> _Problem details_:
Only the number is wanted: how many lines contain the string "numbers"?

> _Provided records_:
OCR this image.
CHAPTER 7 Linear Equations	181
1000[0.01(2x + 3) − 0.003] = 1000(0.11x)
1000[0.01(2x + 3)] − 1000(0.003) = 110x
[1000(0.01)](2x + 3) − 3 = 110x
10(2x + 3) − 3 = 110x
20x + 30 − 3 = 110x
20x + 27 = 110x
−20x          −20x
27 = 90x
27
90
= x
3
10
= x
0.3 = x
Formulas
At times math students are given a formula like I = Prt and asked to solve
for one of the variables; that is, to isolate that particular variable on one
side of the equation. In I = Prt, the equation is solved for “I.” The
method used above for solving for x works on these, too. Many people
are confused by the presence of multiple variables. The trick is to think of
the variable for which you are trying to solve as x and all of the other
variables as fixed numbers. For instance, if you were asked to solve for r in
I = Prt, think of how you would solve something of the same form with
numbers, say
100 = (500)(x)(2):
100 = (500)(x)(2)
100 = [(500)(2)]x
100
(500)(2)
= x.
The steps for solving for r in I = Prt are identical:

==

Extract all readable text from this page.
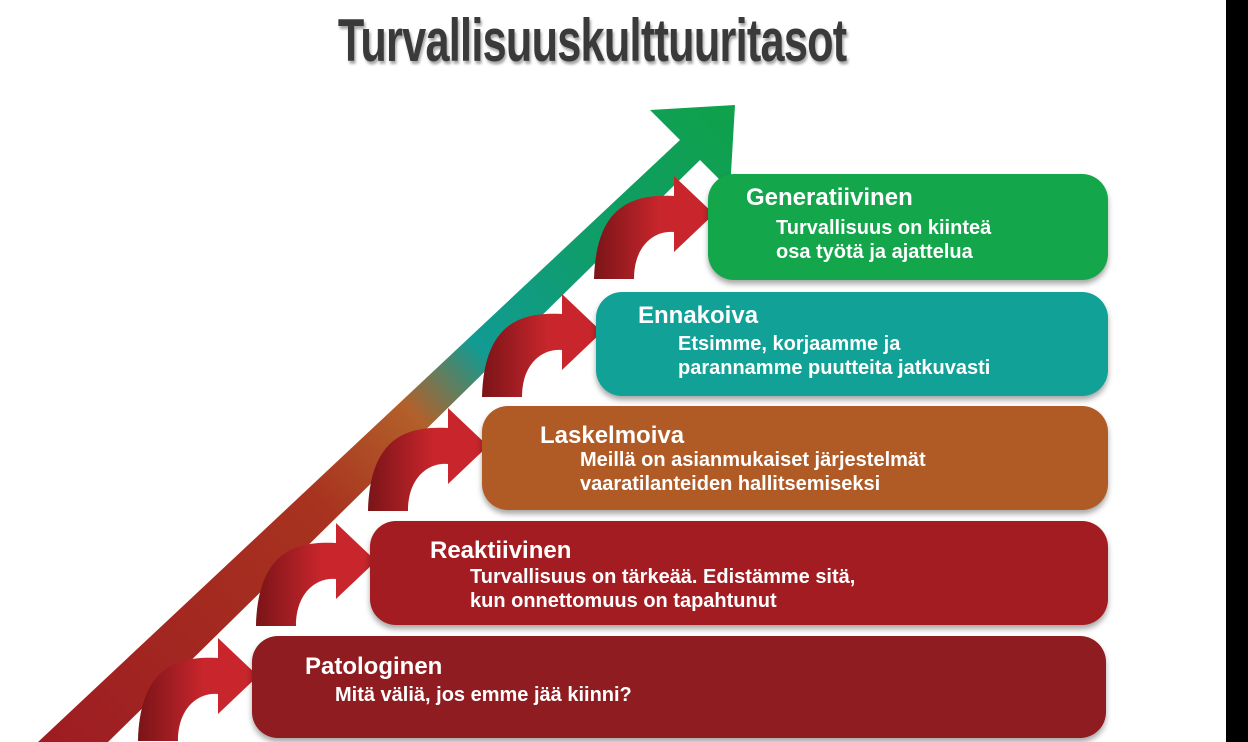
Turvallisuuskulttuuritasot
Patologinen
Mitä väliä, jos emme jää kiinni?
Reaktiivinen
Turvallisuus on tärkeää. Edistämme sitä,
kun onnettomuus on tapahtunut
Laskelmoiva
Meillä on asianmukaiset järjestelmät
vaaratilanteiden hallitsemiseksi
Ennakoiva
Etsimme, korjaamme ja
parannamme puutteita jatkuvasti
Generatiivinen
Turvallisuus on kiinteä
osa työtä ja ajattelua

...

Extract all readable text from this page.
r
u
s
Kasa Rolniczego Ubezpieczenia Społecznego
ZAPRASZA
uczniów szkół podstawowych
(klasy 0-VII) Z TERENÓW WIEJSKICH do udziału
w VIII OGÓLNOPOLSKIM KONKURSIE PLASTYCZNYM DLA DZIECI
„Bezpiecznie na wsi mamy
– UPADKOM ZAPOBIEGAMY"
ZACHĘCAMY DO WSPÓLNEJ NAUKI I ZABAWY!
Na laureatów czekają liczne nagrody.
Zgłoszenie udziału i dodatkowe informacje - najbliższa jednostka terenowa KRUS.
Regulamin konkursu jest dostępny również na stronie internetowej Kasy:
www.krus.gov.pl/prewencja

> _Result of this task_:
2